- **Record excerpts**

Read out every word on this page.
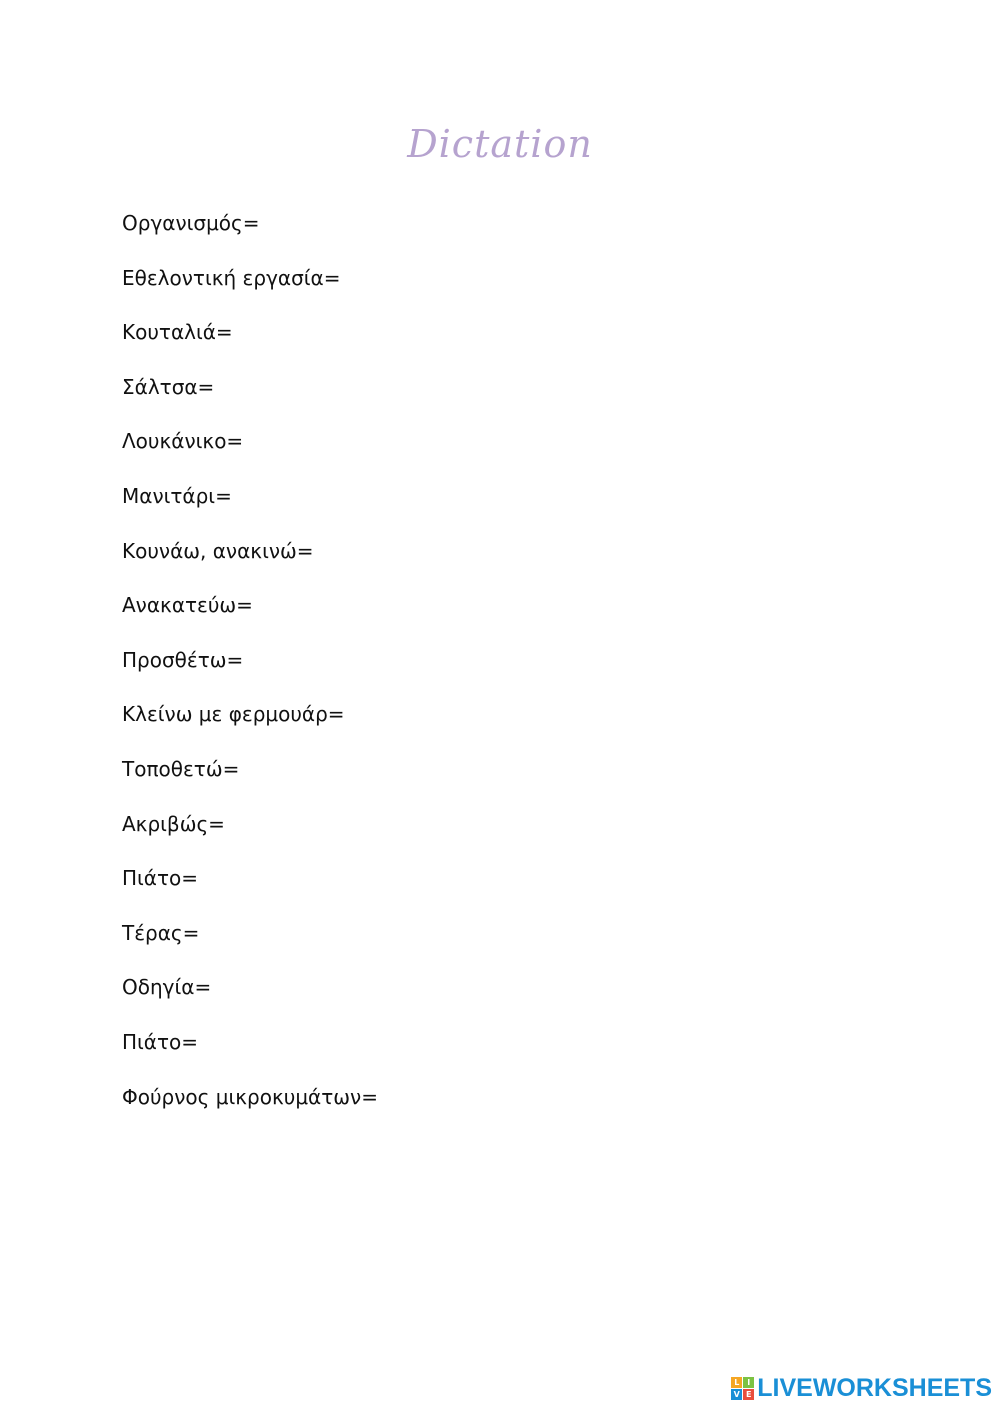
Dictation
Οργανισμός=
Εθελοντική εργασία=
Κουταλιά=
Σάλτσα=
Λουκάνικο=
Μανιτάρι=
Κουνάω, ανακινώ=
Ανακατεύω=
Προσθέτω=
Κλείνω με φερμουάρ=
Τοποθετώ=
Ακριβώς=
Πιάτο=
Τέρας=
Οδηγία=
Πιάτο=
Φούρνος μικροκυμάτων=
L I
V E LIVEWORKSHEETS
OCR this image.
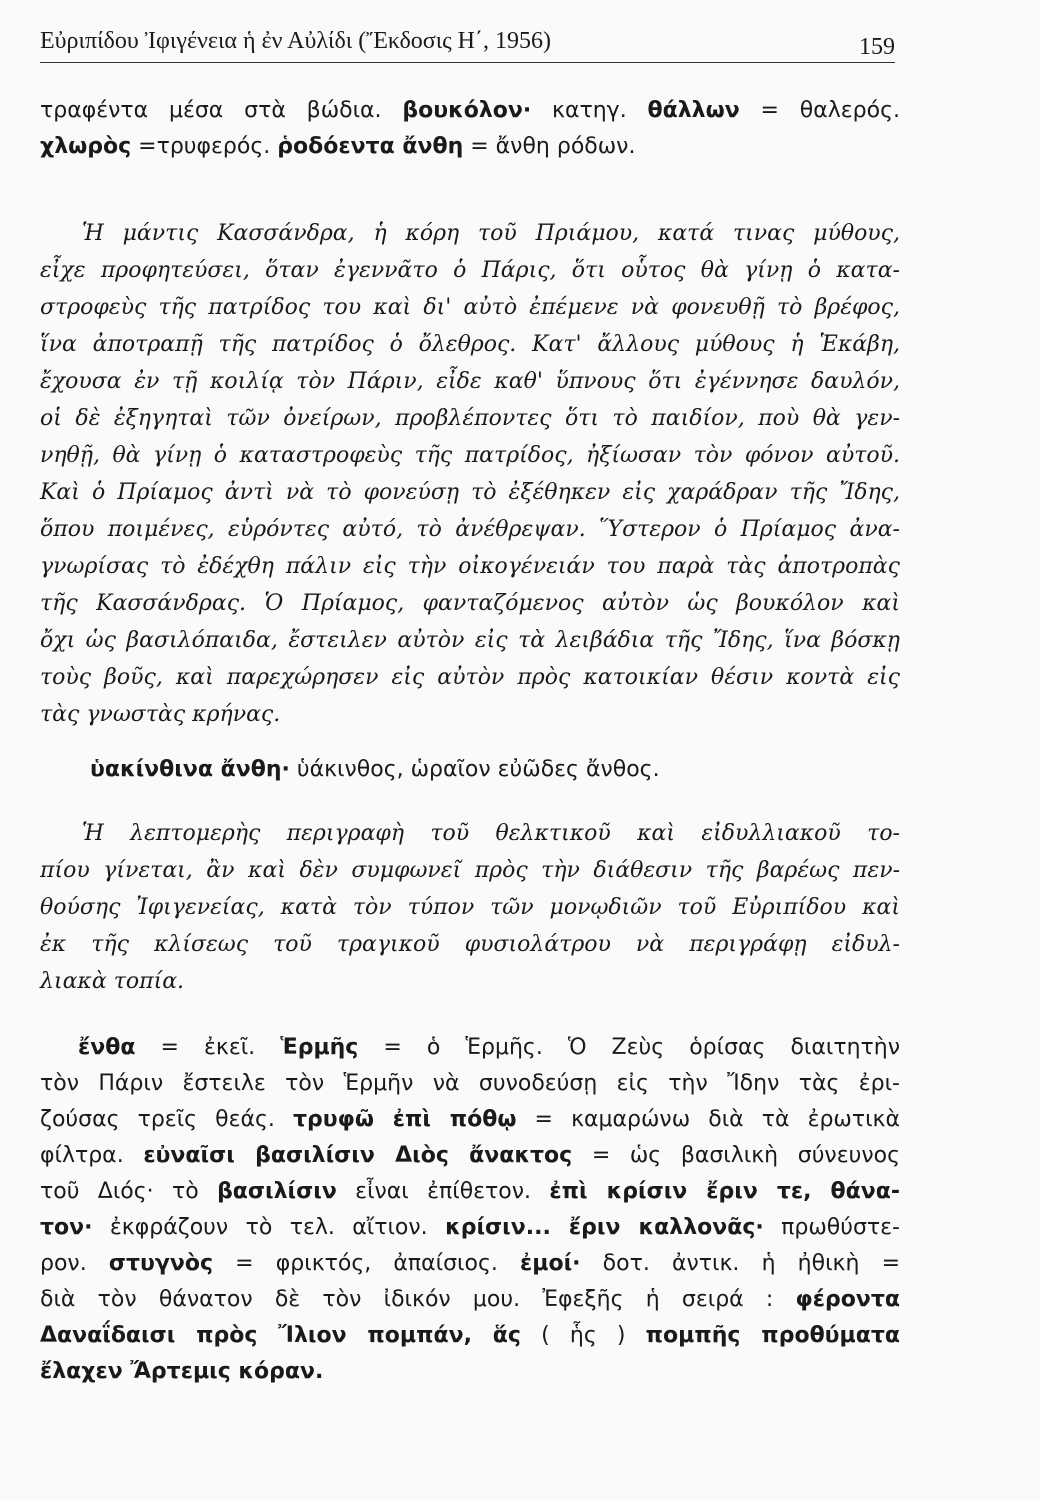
Εὐριπίδου Ἰφιγένεια ἡ ἐν Αὐλίδι (Ἔκδοσις Η΄, 1956)	159
τραφέντα μέσα στὰ βώδια. βουκόλον· κατηγ. θάλλων = θαλερός.
χλωρὸς =τρυφερός. ῥοδόεντα ἄνθη = ἄνθη ρόδων.
Ἡ μάντις Κασσάνδρα, ἡ κόρη τοῦ Πριάμου, κατά τινας μύθους,
εἶχε προφητεύσει, ὅταν ἐγεννᾶτο ὁ Πάρις, ὅτι οὗτος θὰ γίνῃ ὁ κατα-
στροφεὺς τῆς πατρίδος του καὶ δι' αὐτὸ ἐπέμενε νὰ φονευθῇ τὸ βρέφος,
ἵνα ἀποτραπῇ τῆς πατρίδος ὁ ὄλεθρος. Κατ' ἄλλους μύθους ἡ Ἑκάβη,
ἔχουσα ἐν τῇ κοιλίᾳ τὸν Πάριν, εἶδε καθ' ὕπνους ὅτι ἐγέννησε δαυλόν,
οἱ δὲ ἐξηγηταὶ τῶν ὀνείρων, προβλέποντες ὅτι τὸ παιδίον, ποὺ θὰ γεν-
νηθῇ, θὰ γίνῃ ὁ καταστροφεὺς τῆς πατρίδος, ἠξίωσαν τὸν φόνον αὐτοῦ.
Καὶ ὁ Πρίαμος ἀντὶ νὰ τὸ φονεύσῃ τὸ ἐξέθηκεν εἰς χαράδραν τῆς Ἴδης,
ὅπου ποιμένες, εὑρόντες αὐτό, τὸ ἀνέθρεψαν. Ὕστερον ὁ Πρίαμος ἀνα-
γνωρίσας τὸ ἐδέχθη πάλιν εἰς τὴν οἰκογένειάν του παρὰ τὰς ἀποτροπὰς
τῆς Κασσάνδρας. Ὁ Πρίαμος, φανταζόμενος αὐτὸν ὡς βουκόλον καὶ
ὄχι ὡς βασιλόπαιδα, ἔστειλεν αὐτὸν εἰς τὰ λειβάδια τῆς Ἴδης, ἵνα βόσκῃ
τοὺς βοῦς, καὶ παρεχώρησεν εἰς αὐτὸν πρὸς κατοικίαν θέσιν κοντὰ εἰς
τὰς γνωστὰς κρήνας.
ὑακίνθινα ἄνθη· ὑάκινθος, ὡραῖον εὐῶδες ἄνθος.
Ἡ λεπτομερὴς περιγραφὴ τοῦ θελκτικοῦ καὶ εἰδυλλιακοῦ το-
πίου γίνεται, ἂν καὶ δὲν συμφωνεῖ πρὸς τὴν διάθεσιν τῆς βαρέως πεν-
θούσης Ἰφιγενείας, κατὰ τὸν τύπον τῶν μονῳδιῶν τοῦ Εὐριπίδου καὶ
ἐκ τῆς κλίσεως τοῦ τραγικοῦ φυσιολάτρου νὰ περιγράφῃ εἰδυλ-
λιακὰ τοπία.
ἔνθα = ἐκεῖ. Ἑρμῆς = ὁ Ἑρμῆς. Ὁ Ζεὺς ὁρίσας διαιτητὴν
τὸν Πάριν ἔστειλε τὸν Ἑρμῆν νὰ συνοδεύσῃ εἰς τὴν Ἴδην τὰς ἐρι-
ζούσας τρεῖς θεάς. τρυφῶ ἐπὶ πόθῳ = καμαρώνω διὰ τὰ ἐρωτικὰ
φίλτρα. εὐναῖσι βασιλίσιν Διὸς ἄνακτος = ὡς βασιλικὴ σύνευνος
τοῦ Διός· τὸ βασιλίσιν εἶναι ἐπίθετον. ἐπὶ κρίσιν ἔριν τε, θάνα-
τον· ἐκφράζουν τὸ τελ. αἴτιον. κρίσιν... ἔριν καλλονᾶς· πρωθύστε-
ρον. στυγνὸς = φρικτός, ἀπαίσιος. ἐμοί· δοτ. ἀντικ. ἡ ἠθικὴ =
διὰ τὸν θάνατον δὲ τὸν ἰδικόν μου. Ἐφεξῆς ἡ σειρά : φέροντα
Δαναΐδαισι πρὸς Ἴλιον πομπάν, ἅς ( ἧς ) πομπῆς προθύματα
ἔλαχεν Ἄρτεμις κόραν.
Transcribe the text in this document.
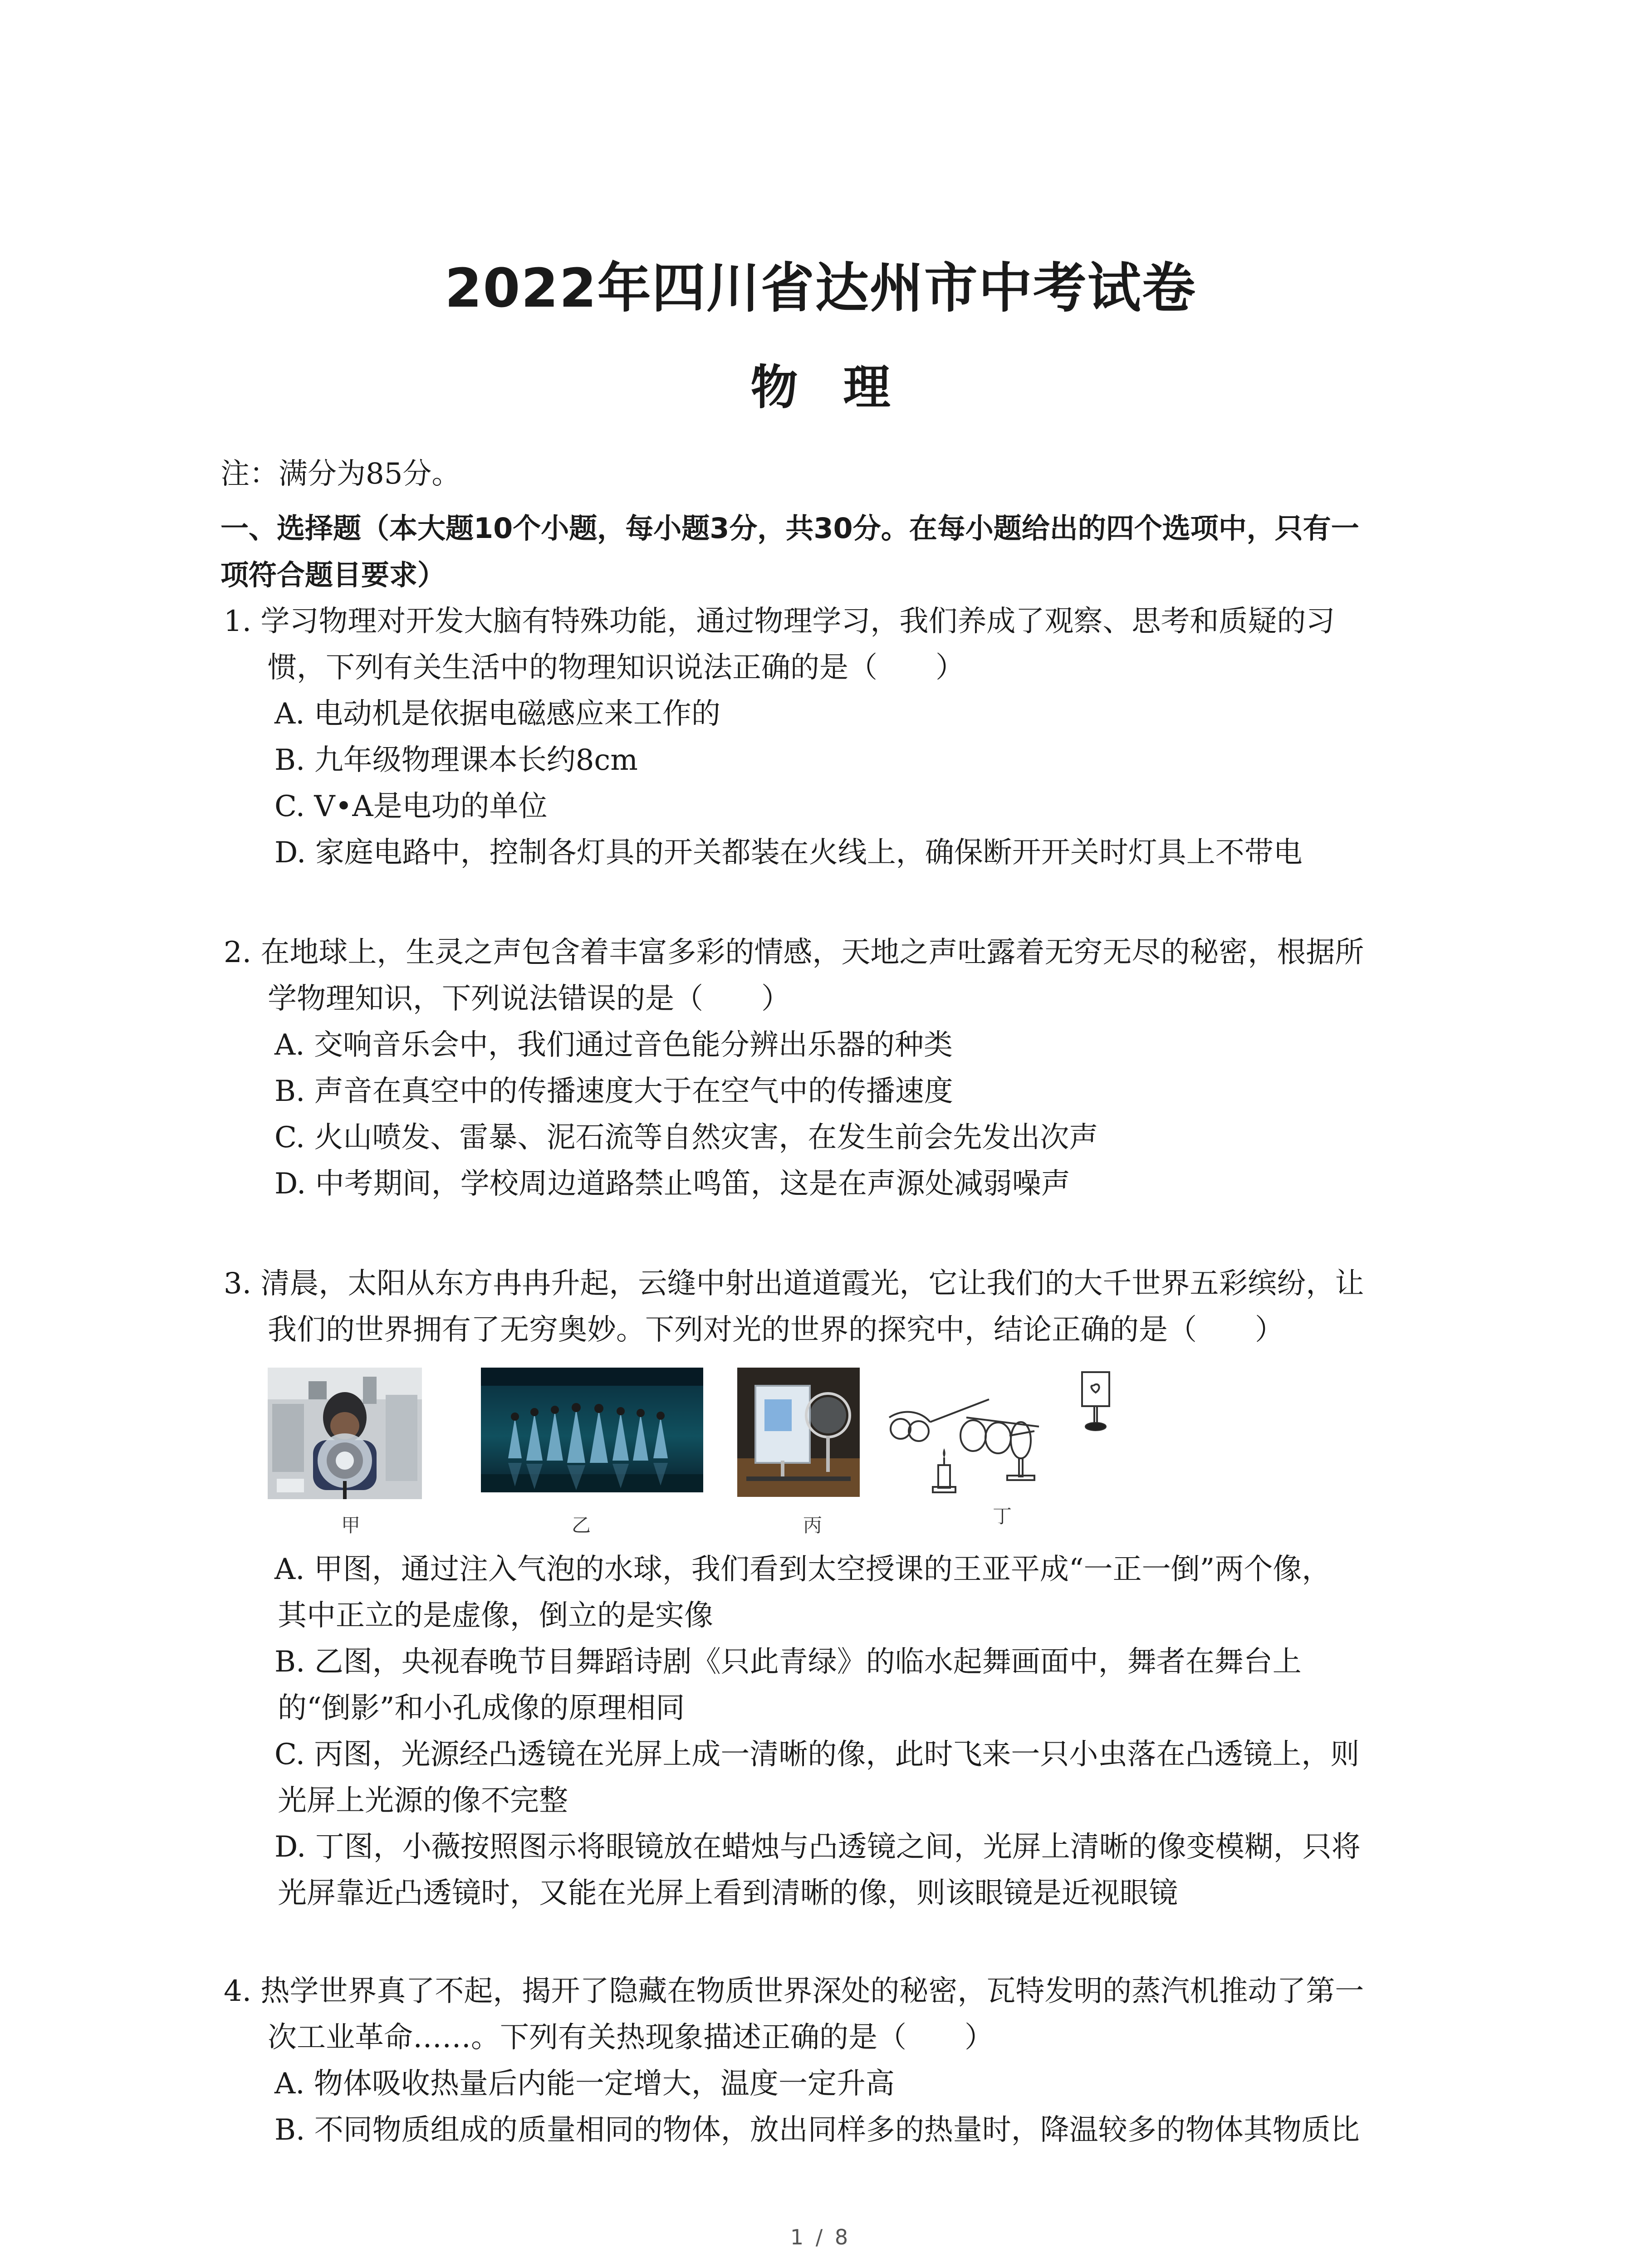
2022年四川省达州市中考试卷
物理
注：满分为85分。
一、选择题（本大题10个小题，每小题3分，共30分。在每小题给出的四个选项中，只有一
项符合题目要求）
1. 学习物理对开发大脑有特殊功能，通过物理学习，我们养成了观察、思考和质疑的习
惯，下列有关生活中的物理知识说法正确的是（　　）
A. 电动机是依据电磁感应来工作的
B. 九年级物理课本长约8cm
C. V•A是电功的单位
D. 家庭电路中，控制各灯具的开关都装在火线上，确保断开开关时灯具上不带电
2. 在地球上，生灵之声包含着丰富多彩的情感，天地之声吐露着无穷无尽的秘密，根据所
学物理知识，下列说法错误的是（　　）
A. 交响音乐会中，我们通过音色能分辨出乐器的种类
B. 声音在真空中的传播速度大于在空气中的传播速度
C. 火山喷发、雷暴、泥石流等自然灾害，在发生前会先发出次声
D. 中考期间，学校周边道路禁止鸣笛，这是在声源处减弱噪声
3. 清晨，太阳从东方冉冉升起，云缝中射出道道霞光，它让我们的大千世界五彩缤纷，让
我们的世界拥有了无穷奥妙。下列对光的世界的探究中，结论正确的是（　　）
甲	乙	丙	丁
A. 甲图，通过注入气泡的水球，我们看到太空授课的王亚平成“一正一倒”两个像，
其中正立的是虚像，倒立的是实像
B. 乙图，央视春晚节目舞蹈诗剧《只此青绿》的临水起舞画面中，舞者在舞台上
的“倒影”和小孔成像的原理相同
C. 丙图，光源经凸透镜在光屏上成一清晰的像，此时飞来一只小虫落在凸透镜上，则
光屏上光源的像不完整
D. 丁图，小薇按照图示将眼镜放在蜡烛与凸透镜之间，光屏上清晰的像变模糊，只将
光屏靠近凸透镜时，又能在光屏上看到清晰的像，则该眼镜是近视眼镜
4. 热学世界真了不起，揭开了隐藏在物质世界深处的秘密，瓦特发明的蒸汽机推动了第一
次工业革命……。下列有关热现象描述正确的是（　　）
A. 物体吸收热量后内能一定增大，温度一定升高
B. 不同物质组成的质量相同的物体，放出同样多的热量时，降温较多的物体其物质比
1 / 8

- **Goal of the exercise**
In the listing above, find each line with the word "κρίσιν" and copy it.

- **Answer to this problem**
τοῦ Διός· τὸ βασιλίσιν εἶναι ἐπίθετον. ἐπὶ κρίσιν ἔριν τε, θάνα-
τον· ἐκφράζουν τὸ τελ. αἴτιον. κρίσιν... ἔριν καλλονᾶς· πρωθύστε-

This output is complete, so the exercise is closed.